Stored data entries:
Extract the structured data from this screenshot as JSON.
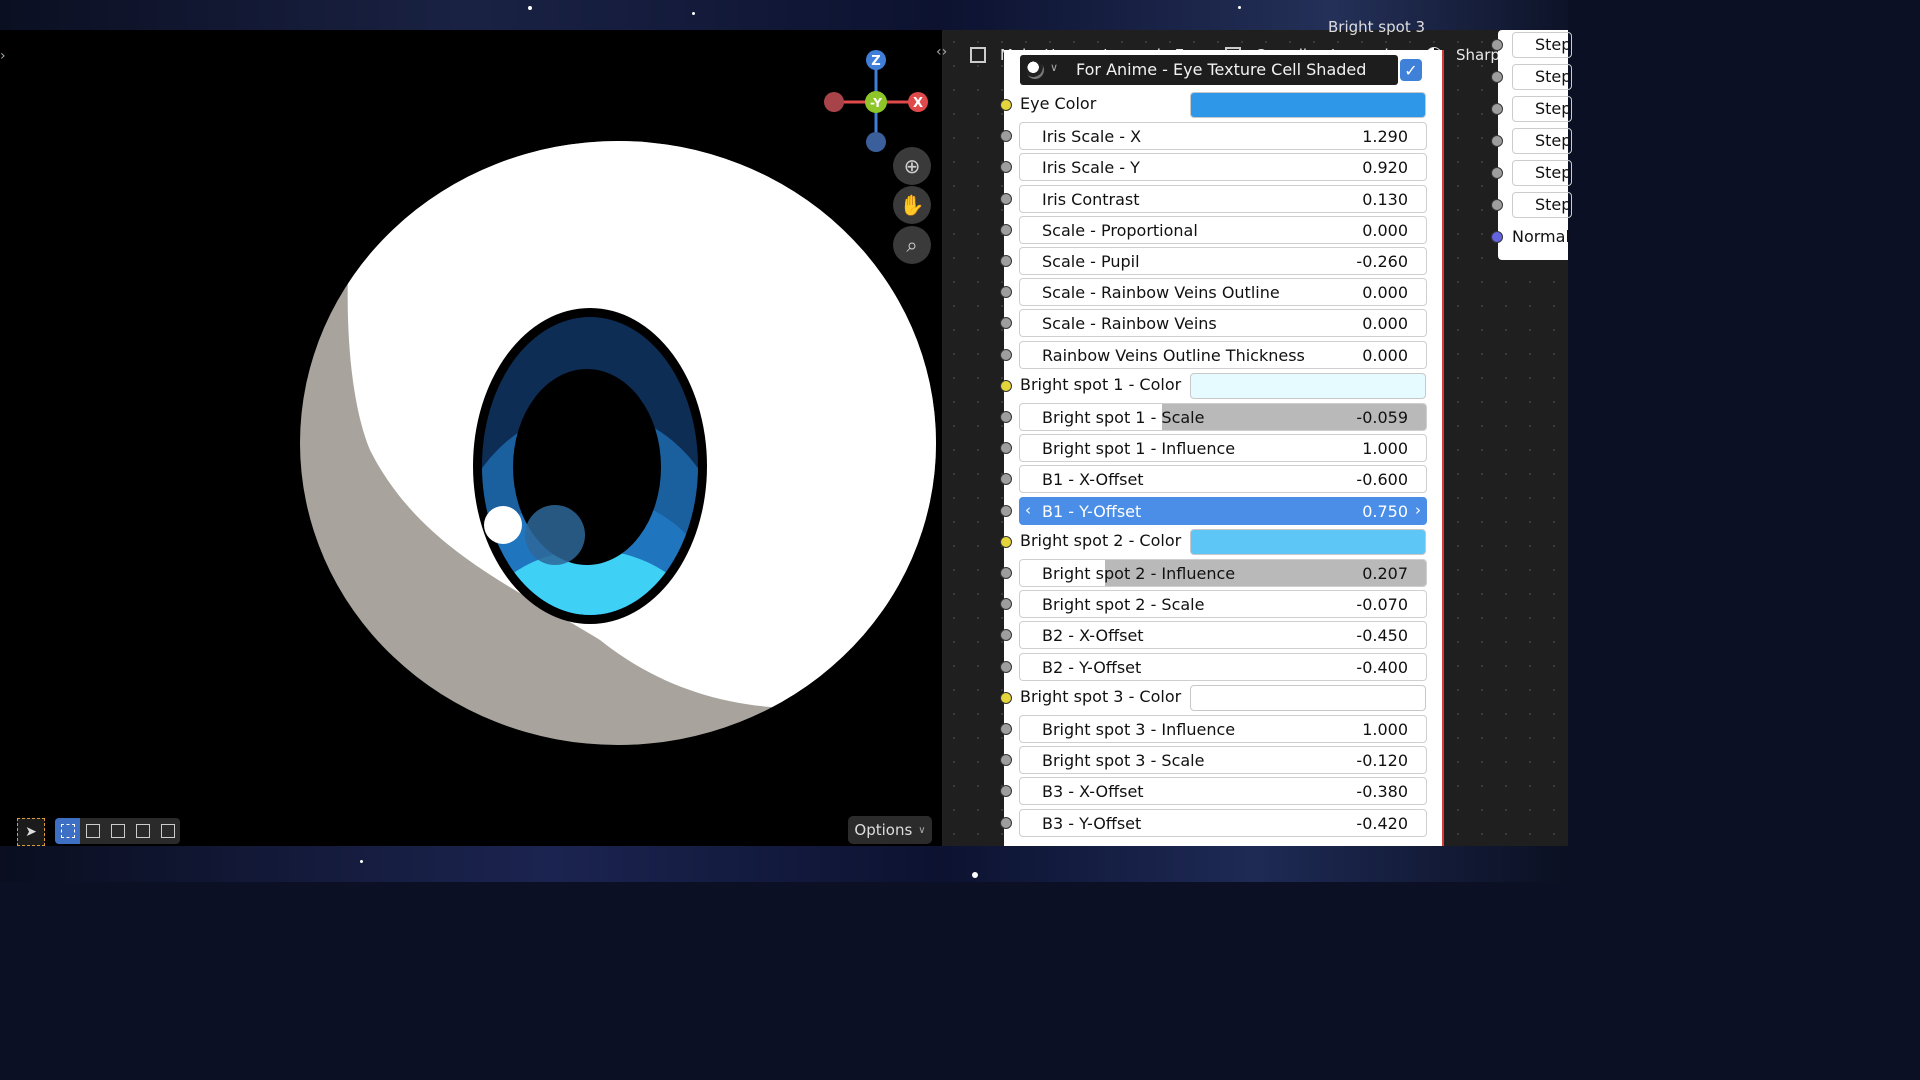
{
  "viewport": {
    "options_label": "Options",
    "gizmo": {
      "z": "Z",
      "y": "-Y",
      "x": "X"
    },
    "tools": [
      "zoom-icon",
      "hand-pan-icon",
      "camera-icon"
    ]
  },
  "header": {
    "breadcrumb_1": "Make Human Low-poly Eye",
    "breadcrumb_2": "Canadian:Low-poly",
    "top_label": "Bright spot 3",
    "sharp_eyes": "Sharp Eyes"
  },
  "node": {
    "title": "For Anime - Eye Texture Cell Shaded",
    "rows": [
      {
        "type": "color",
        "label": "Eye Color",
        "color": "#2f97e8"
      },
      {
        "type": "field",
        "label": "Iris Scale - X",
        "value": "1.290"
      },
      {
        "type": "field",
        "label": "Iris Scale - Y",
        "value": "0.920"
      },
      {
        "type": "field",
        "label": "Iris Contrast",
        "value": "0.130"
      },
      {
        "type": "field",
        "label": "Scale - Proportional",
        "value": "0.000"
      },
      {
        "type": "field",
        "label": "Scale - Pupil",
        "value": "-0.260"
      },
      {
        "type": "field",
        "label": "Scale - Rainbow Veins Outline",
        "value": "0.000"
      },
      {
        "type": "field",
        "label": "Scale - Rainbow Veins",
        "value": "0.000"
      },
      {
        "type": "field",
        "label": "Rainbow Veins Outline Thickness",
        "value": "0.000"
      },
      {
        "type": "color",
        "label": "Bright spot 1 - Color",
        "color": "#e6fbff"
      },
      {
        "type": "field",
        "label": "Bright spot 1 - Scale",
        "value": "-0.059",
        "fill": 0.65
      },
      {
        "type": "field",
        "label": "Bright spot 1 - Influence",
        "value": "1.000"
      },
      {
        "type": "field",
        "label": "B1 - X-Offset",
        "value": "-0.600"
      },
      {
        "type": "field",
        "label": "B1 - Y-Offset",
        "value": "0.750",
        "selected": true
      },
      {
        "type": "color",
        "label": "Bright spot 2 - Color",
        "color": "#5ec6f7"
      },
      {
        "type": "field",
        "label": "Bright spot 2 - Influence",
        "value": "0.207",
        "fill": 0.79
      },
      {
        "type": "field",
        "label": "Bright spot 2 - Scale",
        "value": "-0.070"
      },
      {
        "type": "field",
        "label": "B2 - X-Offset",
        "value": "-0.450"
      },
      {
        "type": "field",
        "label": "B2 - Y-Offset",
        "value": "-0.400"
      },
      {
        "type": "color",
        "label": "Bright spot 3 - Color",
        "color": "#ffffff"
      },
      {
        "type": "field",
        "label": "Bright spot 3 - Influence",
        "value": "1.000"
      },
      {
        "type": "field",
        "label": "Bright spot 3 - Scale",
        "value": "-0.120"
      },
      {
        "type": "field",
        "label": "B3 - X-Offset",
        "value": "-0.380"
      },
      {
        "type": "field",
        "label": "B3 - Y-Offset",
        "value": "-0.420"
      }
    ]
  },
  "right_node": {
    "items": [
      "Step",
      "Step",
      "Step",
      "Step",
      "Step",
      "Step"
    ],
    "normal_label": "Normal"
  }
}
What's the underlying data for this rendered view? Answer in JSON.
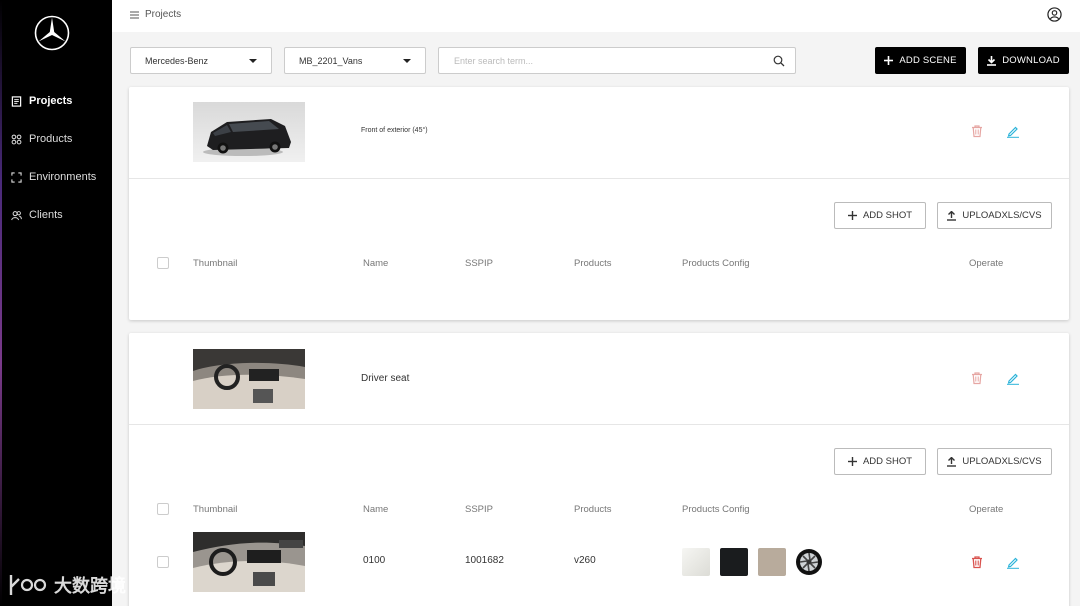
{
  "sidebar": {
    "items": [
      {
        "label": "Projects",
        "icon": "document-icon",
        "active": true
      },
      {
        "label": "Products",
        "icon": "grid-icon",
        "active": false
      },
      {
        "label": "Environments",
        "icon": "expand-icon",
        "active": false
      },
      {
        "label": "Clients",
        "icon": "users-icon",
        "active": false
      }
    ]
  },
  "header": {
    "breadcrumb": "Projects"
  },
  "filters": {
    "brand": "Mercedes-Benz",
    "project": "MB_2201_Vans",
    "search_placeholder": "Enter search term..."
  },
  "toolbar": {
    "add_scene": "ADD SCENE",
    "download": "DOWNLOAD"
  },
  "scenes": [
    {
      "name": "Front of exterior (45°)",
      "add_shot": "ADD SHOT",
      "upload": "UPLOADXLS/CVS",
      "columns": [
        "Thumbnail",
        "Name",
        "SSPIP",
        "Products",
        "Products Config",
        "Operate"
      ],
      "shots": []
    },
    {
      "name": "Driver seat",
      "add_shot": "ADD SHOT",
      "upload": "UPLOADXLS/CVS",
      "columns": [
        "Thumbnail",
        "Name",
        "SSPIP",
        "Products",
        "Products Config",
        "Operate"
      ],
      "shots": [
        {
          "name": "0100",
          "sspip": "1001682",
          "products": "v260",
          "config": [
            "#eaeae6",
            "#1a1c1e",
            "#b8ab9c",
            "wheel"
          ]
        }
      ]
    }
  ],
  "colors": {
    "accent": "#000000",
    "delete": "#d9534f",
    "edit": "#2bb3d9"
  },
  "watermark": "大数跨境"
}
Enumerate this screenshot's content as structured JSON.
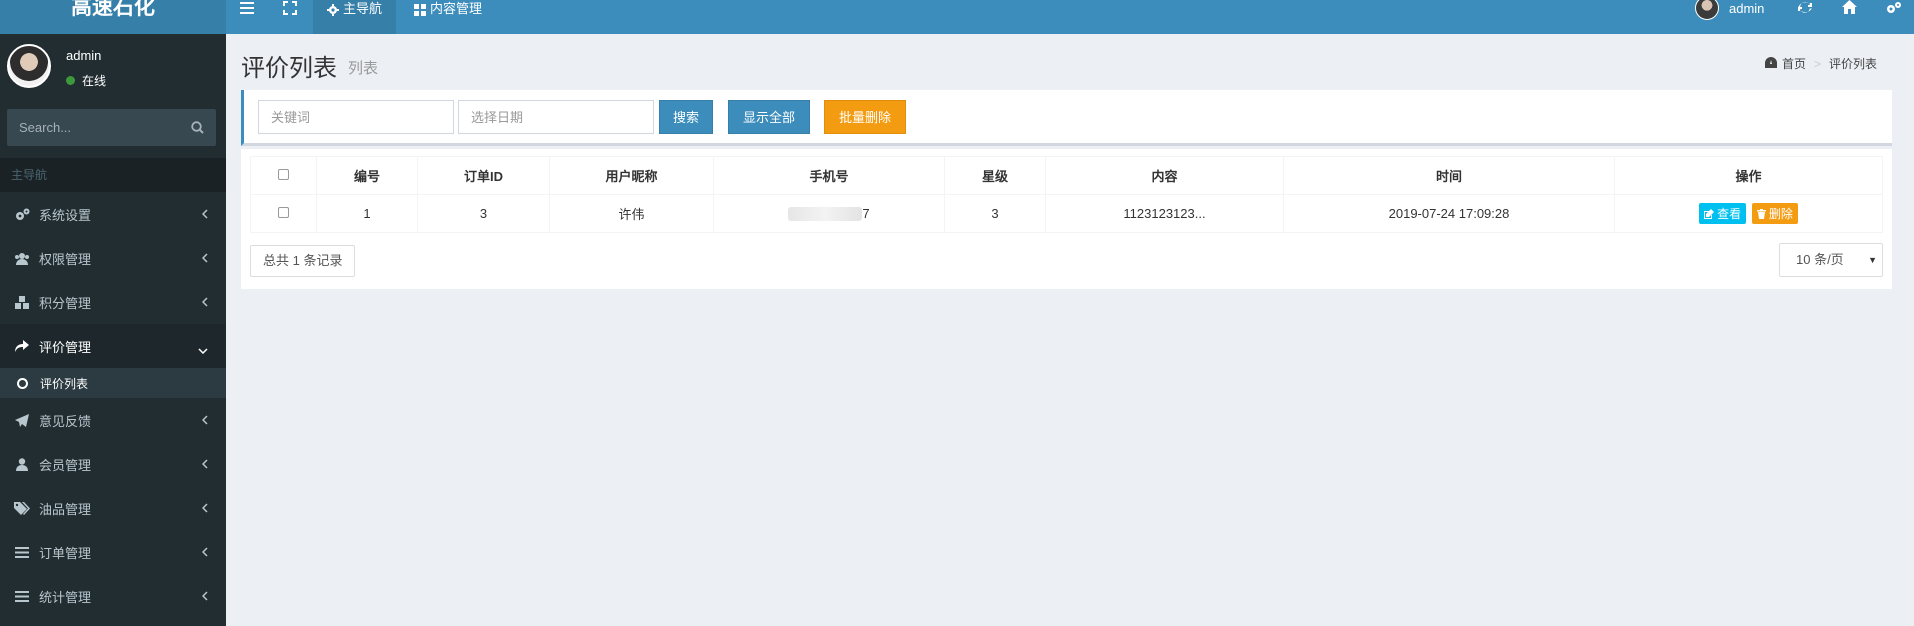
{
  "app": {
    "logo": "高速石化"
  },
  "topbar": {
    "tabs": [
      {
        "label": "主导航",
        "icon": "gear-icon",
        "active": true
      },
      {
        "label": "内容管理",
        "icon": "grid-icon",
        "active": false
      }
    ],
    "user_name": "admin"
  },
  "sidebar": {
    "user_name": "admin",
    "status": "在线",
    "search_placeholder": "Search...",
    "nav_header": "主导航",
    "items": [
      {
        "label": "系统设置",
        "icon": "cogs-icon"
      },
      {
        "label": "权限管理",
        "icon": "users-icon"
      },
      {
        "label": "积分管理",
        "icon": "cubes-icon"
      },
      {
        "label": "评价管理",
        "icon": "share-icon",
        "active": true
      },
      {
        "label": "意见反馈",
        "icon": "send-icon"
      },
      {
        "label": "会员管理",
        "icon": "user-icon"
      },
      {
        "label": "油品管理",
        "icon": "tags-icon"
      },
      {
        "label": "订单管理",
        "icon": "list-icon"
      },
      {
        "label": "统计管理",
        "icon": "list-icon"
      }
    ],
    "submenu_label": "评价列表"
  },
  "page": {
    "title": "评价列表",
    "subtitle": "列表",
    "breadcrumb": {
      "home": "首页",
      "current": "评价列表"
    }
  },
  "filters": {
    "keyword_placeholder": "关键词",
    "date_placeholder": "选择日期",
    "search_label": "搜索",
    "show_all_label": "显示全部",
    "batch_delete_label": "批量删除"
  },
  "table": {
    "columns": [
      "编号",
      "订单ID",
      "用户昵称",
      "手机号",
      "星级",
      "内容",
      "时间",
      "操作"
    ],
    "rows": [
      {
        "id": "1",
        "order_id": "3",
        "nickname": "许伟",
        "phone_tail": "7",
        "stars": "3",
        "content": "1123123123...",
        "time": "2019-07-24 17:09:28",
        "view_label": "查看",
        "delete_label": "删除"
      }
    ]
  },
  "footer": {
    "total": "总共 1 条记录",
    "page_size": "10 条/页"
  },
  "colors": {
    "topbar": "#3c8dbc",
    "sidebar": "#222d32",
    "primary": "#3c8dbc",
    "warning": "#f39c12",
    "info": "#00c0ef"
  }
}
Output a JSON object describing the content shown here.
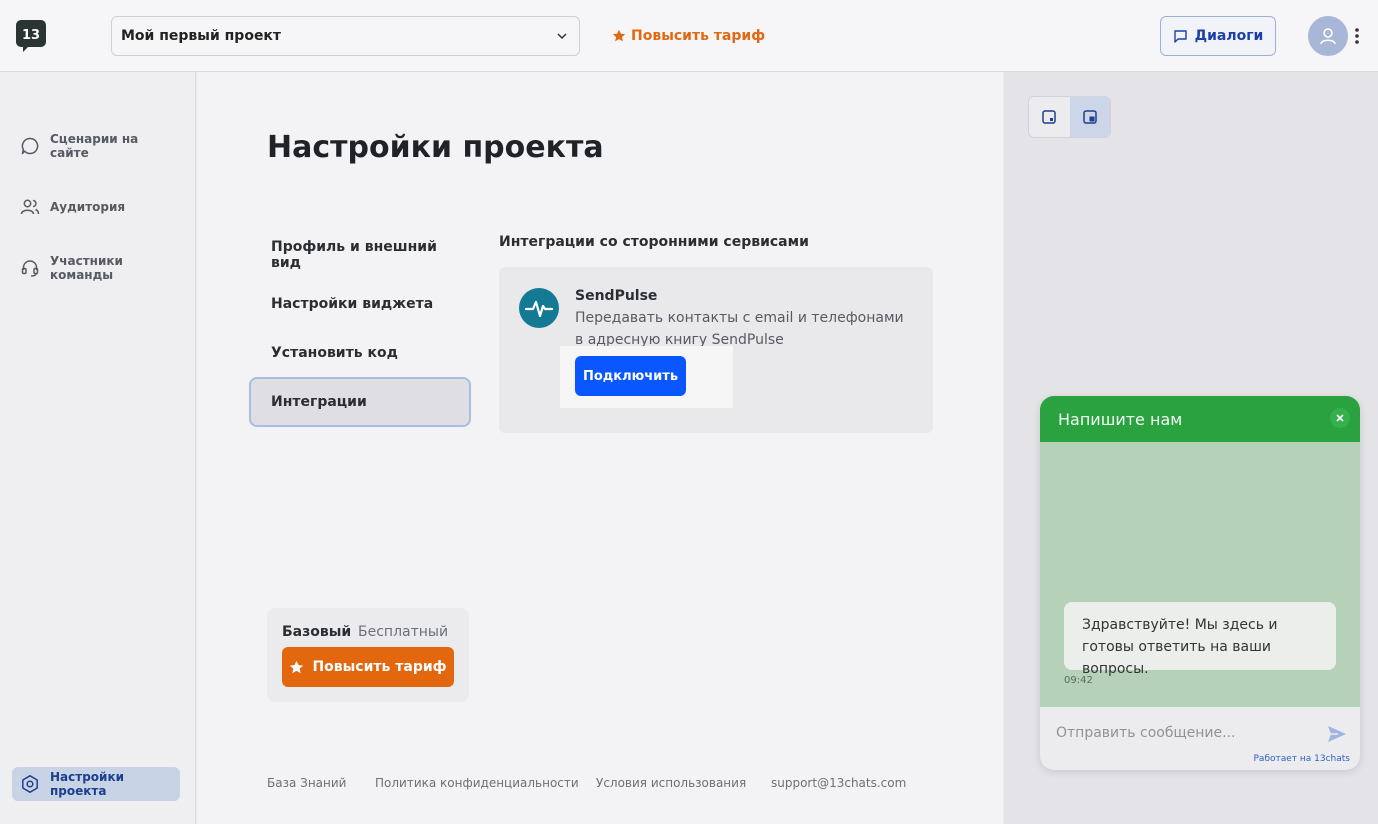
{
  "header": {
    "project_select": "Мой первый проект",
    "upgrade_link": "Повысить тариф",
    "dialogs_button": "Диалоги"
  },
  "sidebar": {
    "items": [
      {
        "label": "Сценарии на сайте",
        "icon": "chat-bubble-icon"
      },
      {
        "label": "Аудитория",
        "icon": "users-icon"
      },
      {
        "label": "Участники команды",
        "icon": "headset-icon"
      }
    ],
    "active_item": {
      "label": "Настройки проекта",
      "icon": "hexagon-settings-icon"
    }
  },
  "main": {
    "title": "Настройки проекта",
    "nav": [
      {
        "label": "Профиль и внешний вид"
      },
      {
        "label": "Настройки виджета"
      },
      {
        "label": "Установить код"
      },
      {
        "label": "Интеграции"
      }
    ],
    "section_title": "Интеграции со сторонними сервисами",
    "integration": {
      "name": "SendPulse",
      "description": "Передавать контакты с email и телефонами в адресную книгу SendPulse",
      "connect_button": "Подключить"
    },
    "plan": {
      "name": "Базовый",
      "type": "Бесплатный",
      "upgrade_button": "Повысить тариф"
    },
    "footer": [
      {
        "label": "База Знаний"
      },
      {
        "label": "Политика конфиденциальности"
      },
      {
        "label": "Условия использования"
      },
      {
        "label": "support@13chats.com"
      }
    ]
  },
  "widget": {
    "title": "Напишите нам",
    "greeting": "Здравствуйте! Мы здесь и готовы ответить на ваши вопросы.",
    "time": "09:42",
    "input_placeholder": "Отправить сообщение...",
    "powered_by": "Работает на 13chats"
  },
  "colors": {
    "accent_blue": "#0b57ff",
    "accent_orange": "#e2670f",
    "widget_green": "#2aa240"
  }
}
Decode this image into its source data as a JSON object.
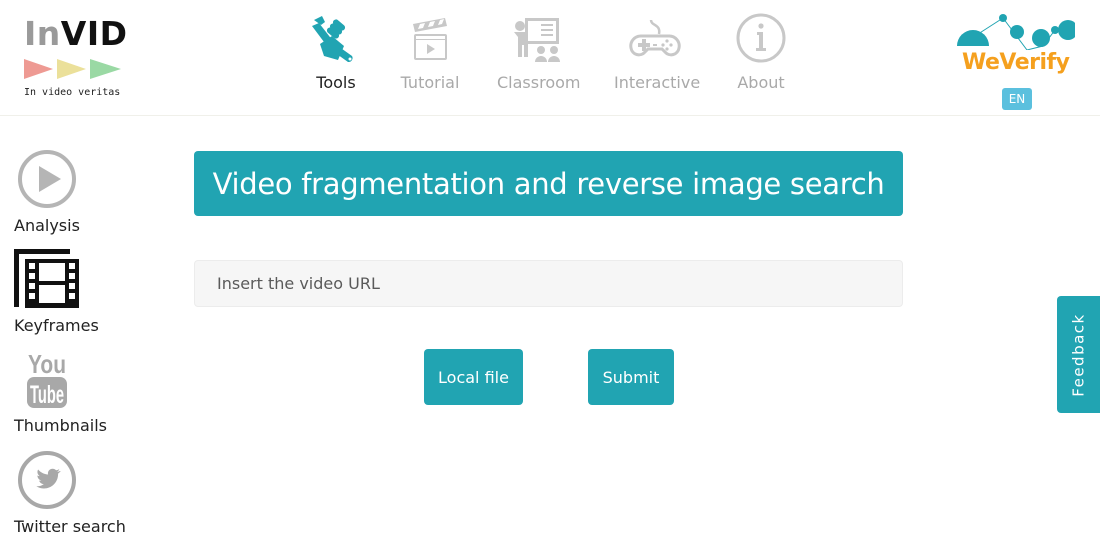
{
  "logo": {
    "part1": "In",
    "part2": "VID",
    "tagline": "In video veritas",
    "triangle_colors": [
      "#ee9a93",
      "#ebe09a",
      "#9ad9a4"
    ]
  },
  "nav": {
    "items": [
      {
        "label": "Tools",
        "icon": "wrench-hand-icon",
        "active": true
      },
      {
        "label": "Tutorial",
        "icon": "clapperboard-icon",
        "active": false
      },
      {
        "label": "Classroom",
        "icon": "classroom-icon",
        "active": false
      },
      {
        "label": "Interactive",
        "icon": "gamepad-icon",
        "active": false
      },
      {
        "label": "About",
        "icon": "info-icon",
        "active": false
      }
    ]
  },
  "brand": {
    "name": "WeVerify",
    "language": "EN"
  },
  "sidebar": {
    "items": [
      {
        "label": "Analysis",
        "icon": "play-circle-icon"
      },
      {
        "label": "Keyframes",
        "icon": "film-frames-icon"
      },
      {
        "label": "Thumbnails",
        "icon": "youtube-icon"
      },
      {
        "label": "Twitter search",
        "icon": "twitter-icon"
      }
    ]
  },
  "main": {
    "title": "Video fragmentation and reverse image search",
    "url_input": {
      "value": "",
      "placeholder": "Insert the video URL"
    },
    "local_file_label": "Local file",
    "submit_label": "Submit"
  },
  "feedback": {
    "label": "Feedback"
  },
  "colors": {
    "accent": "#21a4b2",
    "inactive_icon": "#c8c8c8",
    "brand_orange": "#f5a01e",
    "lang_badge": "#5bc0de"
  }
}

### WHAT TO WORK ON:
Copy every line of the listing that contains the word "Outline".

### FINAL ANSWER:
        "label": "Scale - Rainbow Veins Outline",
        "label": "Rainbow Veins Outline Thickness",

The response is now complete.